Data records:
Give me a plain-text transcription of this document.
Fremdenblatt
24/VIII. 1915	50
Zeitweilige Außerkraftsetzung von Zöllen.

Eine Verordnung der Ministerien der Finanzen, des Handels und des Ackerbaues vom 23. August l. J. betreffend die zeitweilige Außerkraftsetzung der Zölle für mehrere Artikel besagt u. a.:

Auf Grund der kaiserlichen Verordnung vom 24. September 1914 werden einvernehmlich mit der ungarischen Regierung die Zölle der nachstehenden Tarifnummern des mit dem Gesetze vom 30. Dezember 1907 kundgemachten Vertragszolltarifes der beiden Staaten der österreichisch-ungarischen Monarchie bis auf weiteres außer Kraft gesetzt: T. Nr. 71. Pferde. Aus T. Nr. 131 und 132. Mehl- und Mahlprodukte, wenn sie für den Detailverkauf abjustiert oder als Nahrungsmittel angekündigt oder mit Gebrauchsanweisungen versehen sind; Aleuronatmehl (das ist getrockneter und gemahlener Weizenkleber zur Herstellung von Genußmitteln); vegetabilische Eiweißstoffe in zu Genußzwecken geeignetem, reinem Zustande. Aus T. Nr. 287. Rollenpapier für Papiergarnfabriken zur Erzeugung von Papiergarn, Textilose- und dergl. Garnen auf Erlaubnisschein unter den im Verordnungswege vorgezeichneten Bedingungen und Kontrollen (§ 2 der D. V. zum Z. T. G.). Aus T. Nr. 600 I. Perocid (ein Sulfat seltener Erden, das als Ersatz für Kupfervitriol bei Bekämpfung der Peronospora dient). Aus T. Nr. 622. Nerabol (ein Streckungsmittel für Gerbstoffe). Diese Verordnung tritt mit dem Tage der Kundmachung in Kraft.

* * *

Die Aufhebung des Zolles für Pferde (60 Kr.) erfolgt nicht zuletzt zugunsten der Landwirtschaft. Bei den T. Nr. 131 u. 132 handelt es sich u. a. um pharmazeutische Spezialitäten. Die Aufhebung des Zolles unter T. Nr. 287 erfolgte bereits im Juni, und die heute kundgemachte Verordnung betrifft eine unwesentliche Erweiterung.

• **WHAT THE TASK REQUIRES**
Extract the whole listing, character for character.

• **SOLUTION**
Give me a plain-text transcription of this document.
Fremdenblatt
24/VIII. 1915	50
Zeitweilige Außerkraftsetzung von Zöllen.

Eine Verordnung der Ministerien der Finanzen, des Handels und des Ackerbaues vom 23. August l. J. betreffend die zeitweilige Außerkraftsetzung der Zölle für mehrere Artikel besagt u. a.:

Auf Grund der kaiserlichen Verordnung vom 24. September 1914 werden einvernehmlich mit der ungarischen Regierung die Zölle der nachstehenden Tarifnummern des mit dem Gesetze vom 30. Dezember 1907 kundgemachten Vertragszolltarifes der beiden Staaten der österreichisch-ungarischen Monarchie bis auf weiteres außer Kraft gesetzt: T. Nr. 71. Pferde. Aus T. Nr. 131 und 132. Mehl- und Mahlprodukte, wenn sie für den Detailverkauf abjustiert oder als Nahrungsmittel angekündigt oder mit Gebrauchsanweisungen versehen sind; Aleuronatmehl (das ist getrockneter und gemahlener Weizenkleber zur Herstellung von Genußmitteln); vegetabilische Eiweißstoffe in zu Genußzwecken geeignetem, reinem Zustande. Aus T. Nr. 287. Rollenpapier für Papiergarnfabriken zur Erzeugung von Papiergarn, Textilose- und dergl. Garnen auf Erlaubnisschein unter den im Verordnungswege vorgezeichneten Bedingungen und Kontrollen (§ 2 der D. V. zum Z. T. G.). Aus T. Nr. 600 I. Perocid (ein Sulfat seltener Erden, das als Ersatz für Kupfervitriol bei Bekämpfung der Peronospora dient). Aus T. Nr. 622. Nerabol (ein Streckungsmittel für Gerbstoffe). Diese Verordnung tritt mit dem Tage der Kundmachung in Kraft.

* * *

Die Aufhebung des Zolles für Pferde (60 Kr.) erfolgt nicht zuletzt zugunsten der Landwirtschaft. Bei den T. Nr. 131 u. 132 handelt es sich u. a. um pharmazeutische Spezialitäten. Die Aufhebung des Zolles unter T. Nr. 287 erfolgte bereits im Juni, und die heute kundgemachte Verordnung betrifft eine unwesentliche Erweiterung.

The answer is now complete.